French nobleman; count of Eu

John of Artois (29 August 1321 - 1387), called "sans Terre" (Landless), was the son of Robert III of Artois and Joan of Valois. The confiscation of his father's lands, titles, and goods for attempted fraud in 1331 had left him without an inheritance.

In 1352, John was created Count of Eu by King John II of France, a title earlier forfeited at the execution of the previous holder, Raoul II of Brienne. He was badly wounded at the Battle of Poitiers on 19 September 1356 and was captured there by the English. Enormously rich, John's ransom was sold to Edward the Black Prince by his captor Élie de Pommiers for 30,000 gold écus.

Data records
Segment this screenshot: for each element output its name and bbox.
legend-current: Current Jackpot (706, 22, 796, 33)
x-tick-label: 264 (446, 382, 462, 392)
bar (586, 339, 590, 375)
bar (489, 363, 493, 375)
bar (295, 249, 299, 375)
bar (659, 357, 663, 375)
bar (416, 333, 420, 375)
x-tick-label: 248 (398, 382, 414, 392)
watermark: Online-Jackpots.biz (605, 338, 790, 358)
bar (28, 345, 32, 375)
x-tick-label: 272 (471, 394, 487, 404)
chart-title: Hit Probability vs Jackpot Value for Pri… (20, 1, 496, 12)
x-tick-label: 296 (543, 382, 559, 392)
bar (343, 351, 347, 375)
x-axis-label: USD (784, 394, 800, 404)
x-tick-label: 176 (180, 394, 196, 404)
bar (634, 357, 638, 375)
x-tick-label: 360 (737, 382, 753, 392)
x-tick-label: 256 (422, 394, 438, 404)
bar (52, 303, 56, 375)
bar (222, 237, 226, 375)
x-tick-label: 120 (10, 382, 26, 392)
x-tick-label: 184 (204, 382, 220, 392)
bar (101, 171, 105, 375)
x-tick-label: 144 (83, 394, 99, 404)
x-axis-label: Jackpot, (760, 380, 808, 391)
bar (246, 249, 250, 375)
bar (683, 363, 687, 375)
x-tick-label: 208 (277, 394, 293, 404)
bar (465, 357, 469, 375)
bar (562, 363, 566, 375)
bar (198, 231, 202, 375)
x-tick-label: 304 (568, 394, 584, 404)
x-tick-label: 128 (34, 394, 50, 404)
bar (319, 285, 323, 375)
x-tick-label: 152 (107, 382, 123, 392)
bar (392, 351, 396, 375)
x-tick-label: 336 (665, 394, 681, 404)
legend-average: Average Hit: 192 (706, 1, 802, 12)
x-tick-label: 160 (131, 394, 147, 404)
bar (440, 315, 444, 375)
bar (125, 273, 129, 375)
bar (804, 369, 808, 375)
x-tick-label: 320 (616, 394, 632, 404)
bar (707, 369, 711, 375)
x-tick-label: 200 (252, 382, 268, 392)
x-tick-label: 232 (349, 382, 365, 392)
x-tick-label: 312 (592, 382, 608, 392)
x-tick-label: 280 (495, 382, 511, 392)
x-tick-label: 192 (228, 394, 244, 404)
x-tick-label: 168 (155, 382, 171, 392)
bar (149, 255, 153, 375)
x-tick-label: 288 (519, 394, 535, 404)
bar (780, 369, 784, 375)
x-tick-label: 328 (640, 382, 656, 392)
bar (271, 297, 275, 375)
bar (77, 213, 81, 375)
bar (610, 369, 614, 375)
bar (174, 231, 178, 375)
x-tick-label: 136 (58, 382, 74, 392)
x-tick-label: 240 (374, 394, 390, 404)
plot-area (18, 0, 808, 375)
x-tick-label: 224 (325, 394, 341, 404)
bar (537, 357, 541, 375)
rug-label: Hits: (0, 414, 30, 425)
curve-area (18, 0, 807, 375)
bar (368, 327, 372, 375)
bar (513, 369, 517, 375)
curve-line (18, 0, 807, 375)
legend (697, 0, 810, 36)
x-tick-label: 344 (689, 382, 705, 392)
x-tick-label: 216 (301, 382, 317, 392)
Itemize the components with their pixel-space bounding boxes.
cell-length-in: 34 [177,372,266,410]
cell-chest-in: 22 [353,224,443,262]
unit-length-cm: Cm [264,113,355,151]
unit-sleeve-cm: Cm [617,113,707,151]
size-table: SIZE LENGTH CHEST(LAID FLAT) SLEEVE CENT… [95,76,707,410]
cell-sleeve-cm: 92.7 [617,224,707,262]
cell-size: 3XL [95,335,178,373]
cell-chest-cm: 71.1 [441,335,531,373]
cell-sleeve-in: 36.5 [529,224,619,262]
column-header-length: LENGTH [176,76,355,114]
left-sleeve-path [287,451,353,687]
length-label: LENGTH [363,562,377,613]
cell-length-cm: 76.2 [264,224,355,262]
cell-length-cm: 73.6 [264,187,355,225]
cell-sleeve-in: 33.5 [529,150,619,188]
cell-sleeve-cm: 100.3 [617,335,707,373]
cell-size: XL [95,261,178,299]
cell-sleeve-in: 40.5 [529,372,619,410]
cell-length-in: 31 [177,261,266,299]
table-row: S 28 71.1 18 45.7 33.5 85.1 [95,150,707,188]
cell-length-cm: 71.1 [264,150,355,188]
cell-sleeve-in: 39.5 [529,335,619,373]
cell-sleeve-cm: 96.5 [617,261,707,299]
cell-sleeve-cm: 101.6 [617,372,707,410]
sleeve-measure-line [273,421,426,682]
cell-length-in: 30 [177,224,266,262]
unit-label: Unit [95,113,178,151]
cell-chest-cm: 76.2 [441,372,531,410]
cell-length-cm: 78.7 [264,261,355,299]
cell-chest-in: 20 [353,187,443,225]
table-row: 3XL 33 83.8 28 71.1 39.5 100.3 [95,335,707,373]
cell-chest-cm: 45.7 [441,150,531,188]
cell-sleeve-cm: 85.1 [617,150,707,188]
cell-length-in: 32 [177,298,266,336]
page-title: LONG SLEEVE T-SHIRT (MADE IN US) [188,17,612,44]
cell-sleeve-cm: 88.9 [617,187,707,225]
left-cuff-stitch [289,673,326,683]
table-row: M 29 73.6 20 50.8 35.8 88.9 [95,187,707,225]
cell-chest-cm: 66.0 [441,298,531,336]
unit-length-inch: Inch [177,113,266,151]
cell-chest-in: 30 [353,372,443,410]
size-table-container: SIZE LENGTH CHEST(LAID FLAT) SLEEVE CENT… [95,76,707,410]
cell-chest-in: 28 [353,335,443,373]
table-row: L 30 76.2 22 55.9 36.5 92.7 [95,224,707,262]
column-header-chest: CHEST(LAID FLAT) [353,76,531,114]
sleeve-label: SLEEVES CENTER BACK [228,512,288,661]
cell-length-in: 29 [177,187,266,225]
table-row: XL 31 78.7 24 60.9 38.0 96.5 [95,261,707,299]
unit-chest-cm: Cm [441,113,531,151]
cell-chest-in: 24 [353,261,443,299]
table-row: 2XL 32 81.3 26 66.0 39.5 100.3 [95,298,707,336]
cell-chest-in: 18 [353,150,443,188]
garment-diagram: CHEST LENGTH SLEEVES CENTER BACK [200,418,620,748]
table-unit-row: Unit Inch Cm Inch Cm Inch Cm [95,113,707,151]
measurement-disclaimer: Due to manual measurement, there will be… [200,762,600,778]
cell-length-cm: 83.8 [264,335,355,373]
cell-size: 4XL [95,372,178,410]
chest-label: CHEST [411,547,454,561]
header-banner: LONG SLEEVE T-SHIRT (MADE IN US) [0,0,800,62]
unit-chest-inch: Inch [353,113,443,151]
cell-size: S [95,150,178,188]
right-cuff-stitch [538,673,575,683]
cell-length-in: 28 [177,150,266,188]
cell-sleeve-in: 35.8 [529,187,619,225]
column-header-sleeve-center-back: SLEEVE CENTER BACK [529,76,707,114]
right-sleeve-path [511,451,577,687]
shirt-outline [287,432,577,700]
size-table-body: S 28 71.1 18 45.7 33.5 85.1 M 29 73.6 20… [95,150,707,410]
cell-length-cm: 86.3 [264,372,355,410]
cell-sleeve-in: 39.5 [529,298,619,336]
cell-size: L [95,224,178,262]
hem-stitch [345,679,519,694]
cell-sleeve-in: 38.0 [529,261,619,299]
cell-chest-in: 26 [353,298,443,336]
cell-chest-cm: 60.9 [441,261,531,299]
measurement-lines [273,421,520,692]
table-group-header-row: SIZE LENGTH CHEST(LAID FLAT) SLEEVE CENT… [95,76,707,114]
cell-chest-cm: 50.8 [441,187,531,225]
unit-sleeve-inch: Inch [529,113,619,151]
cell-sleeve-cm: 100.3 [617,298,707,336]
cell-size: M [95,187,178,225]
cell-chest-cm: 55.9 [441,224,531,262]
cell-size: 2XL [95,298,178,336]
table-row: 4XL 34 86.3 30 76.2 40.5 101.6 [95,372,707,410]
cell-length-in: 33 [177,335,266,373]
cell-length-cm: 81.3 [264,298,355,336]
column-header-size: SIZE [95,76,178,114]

How to complete this task: From the passage on John of Artois, copy word for word the part between "French nobleman; count" and "30,000 gold écus.", inclusive. Nothing in the records is required for this work.

Response for this exercise:
French nobleman; count of Eu

John of Artois (29 August 1321 - 1387), called "sans Terre" (Landless), was the son of Robert III of Artois and Joan of Valois. The confiscation of his father's lands, titles, and goods for attempted fraud in 1331 had left him without an inheritance.

In 1352, John was created Count of Eu by King John II of France, a title earlier forfeited at the execution of the previous holder, Raoul II of Brienne. He was badly wounded at the Battle of Poitiers on 19 September 1356 and was captured there by the English. Enormously rich, John's ransom was sold to Edward the Black Prince by his captor Élie de Pommiers for 30,000 gold écus.